===== Data supplied =====

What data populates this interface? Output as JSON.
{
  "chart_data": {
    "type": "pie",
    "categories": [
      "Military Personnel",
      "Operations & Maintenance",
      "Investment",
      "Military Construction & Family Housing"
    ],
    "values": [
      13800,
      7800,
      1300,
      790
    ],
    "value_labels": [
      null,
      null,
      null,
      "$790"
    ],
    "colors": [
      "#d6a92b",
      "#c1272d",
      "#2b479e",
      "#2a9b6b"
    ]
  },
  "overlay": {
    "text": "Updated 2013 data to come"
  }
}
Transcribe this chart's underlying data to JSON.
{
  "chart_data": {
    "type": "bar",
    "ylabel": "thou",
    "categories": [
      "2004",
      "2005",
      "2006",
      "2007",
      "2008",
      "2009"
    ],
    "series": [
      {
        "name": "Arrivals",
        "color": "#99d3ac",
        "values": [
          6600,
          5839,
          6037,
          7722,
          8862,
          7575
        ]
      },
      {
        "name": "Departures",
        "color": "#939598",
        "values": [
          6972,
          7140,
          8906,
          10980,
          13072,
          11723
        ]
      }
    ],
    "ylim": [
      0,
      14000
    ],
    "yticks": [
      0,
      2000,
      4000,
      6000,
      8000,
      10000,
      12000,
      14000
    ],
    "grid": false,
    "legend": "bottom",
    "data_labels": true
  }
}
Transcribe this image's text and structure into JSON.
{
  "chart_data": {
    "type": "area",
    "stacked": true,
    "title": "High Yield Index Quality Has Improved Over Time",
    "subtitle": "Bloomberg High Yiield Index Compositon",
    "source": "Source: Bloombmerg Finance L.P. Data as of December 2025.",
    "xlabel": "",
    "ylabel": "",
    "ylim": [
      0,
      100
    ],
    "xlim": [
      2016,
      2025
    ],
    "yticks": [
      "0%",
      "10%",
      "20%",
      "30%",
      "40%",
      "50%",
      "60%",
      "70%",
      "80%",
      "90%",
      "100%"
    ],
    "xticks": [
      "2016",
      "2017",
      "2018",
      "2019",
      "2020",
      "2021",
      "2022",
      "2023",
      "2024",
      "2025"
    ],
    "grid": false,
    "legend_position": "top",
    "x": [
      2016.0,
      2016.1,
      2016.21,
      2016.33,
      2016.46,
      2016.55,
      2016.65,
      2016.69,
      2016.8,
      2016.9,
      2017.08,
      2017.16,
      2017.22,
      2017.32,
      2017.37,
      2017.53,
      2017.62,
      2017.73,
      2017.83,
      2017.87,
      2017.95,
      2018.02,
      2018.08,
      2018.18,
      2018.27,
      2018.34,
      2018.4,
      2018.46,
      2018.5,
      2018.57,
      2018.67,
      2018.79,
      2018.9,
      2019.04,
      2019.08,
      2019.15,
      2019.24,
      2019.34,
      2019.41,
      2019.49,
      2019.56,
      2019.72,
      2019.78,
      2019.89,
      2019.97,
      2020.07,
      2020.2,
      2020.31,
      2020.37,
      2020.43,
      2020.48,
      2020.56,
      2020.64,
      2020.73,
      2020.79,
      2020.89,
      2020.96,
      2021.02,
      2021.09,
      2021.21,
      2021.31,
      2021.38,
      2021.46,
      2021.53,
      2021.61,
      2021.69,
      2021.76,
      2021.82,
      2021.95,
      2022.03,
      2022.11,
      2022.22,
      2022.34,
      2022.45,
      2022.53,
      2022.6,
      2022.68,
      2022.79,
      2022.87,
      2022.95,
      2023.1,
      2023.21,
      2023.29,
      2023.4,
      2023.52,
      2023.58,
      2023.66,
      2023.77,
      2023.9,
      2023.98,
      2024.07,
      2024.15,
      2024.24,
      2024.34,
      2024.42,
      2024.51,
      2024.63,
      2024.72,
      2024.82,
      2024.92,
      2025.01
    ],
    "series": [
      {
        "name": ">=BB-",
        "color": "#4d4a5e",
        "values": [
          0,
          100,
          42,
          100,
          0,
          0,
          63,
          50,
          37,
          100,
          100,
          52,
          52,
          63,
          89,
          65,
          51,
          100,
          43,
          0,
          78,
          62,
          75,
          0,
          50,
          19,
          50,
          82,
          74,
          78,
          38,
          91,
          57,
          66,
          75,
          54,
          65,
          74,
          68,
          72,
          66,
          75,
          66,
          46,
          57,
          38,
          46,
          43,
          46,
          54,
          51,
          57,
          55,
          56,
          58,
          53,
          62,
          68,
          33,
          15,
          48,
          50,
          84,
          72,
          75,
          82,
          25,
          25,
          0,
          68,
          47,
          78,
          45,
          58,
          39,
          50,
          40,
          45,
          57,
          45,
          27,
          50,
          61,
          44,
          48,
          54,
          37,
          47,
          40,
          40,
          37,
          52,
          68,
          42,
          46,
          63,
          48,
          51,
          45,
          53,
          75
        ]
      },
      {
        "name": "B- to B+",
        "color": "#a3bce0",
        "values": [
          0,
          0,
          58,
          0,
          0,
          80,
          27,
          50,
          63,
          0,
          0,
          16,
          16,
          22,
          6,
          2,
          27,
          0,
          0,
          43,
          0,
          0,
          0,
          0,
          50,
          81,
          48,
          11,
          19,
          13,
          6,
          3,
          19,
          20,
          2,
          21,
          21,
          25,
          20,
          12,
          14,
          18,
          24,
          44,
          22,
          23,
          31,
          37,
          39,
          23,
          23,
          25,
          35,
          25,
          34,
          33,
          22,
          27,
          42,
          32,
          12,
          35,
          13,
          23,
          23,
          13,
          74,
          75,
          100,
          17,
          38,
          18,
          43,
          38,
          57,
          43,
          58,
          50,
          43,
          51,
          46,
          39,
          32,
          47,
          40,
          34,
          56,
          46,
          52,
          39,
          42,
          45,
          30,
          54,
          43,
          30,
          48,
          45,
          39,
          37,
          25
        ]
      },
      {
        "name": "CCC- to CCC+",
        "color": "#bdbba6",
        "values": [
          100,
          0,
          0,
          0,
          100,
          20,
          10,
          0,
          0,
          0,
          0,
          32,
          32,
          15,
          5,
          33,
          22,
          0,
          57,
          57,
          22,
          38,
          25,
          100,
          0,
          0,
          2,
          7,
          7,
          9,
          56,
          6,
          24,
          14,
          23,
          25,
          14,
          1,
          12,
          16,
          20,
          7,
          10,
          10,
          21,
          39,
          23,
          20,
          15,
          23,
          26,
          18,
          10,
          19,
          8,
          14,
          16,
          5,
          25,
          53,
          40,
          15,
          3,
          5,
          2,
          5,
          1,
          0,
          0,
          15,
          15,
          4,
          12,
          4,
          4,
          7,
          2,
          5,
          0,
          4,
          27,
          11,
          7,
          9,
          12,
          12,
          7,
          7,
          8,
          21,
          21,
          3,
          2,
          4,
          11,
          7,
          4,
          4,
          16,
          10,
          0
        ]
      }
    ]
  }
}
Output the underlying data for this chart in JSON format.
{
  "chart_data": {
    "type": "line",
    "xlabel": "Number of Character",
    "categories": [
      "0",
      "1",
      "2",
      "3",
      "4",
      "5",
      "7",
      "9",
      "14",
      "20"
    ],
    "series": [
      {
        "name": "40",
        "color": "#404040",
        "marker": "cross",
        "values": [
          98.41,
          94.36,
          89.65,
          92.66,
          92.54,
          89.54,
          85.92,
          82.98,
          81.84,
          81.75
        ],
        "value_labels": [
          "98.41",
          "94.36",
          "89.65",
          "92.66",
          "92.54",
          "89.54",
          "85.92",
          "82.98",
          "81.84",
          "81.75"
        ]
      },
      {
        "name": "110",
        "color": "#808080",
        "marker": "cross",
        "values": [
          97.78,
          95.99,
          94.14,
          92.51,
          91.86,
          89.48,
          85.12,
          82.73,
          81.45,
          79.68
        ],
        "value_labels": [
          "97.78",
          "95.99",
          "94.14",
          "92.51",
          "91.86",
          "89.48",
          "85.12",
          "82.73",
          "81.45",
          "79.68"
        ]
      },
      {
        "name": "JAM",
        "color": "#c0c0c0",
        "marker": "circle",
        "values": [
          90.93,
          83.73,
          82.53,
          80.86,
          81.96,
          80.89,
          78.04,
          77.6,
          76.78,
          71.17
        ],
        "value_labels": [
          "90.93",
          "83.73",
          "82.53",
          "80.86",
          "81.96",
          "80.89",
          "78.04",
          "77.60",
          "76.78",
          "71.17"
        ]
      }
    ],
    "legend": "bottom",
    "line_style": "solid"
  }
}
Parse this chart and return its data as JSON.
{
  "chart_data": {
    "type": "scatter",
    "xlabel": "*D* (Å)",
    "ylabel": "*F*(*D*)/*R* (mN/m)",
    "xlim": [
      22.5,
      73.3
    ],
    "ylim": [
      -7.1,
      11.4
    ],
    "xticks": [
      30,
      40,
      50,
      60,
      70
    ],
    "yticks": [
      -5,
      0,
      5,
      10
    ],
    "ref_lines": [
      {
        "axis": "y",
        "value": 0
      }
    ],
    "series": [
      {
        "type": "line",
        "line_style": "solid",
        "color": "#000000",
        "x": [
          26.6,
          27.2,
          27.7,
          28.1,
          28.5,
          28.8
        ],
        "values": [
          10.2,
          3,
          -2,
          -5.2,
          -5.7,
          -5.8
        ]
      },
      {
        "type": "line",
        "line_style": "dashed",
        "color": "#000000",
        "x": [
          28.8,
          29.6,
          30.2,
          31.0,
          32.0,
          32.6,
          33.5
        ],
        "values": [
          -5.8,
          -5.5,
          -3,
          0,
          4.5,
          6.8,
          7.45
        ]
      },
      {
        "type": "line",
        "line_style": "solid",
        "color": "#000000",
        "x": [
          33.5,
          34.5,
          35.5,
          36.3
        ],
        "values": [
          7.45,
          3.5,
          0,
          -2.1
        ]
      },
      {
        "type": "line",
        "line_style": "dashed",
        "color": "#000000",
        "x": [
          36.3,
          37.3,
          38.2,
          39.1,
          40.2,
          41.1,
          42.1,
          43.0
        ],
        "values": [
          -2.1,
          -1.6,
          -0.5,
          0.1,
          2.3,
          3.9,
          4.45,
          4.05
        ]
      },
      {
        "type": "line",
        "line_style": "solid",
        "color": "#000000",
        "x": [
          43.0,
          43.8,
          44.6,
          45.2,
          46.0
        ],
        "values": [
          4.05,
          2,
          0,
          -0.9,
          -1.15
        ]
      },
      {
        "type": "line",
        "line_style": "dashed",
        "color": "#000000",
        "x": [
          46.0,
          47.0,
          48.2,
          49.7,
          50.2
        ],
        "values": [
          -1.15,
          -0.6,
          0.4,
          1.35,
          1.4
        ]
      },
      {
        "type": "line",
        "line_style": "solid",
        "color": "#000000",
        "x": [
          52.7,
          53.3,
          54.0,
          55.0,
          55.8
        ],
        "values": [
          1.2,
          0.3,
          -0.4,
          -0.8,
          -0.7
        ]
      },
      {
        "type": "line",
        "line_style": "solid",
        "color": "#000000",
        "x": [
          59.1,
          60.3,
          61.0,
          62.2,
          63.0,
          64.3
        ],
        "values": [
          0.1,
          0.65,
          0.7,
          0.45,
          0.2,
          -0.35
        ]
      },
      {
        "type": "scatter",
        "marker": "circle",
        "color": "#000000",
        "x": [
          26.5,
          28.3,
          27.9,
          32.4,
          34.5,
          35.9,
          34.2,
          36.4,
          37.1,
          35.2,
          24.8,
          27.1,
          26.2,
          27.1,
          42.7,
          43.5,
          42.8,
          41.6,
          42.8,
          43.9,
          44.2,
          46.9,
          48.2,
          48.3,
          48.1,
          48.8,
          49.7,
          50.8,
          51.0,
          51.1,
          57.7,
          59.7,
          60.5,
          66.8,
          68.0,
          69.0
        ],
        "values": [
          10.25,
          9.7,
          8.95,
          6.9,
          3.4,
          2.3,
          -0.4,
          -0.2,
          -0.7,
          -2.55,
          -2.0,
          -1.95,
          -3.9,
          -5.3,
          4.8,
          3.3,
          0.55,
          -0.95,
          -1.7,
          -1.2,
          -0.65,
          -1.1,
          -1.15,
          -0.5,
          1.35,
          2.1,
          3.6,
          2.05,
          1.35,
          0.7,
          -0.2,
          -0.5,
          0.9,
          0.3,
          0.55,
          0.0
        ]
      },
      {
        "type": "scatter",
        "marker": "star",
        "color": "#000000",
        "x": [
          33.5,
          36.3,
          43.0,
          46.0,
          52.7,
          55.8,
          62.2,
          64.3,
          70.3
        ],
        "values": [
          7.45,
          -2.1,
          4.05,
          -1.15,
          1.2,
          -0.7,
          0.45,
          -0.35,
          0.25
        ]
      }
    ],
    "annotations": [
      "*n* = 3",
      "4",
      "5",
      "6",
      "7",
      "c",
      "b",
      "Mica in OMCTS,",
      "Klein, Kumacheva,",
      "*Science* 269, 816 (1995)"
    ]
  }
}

=====

● What is asked: Gather each line of the records holding the string "Output".

● Result for this task:
What data populates this interface? Output as JSON.
Output the underlying data for this chart in JSON format.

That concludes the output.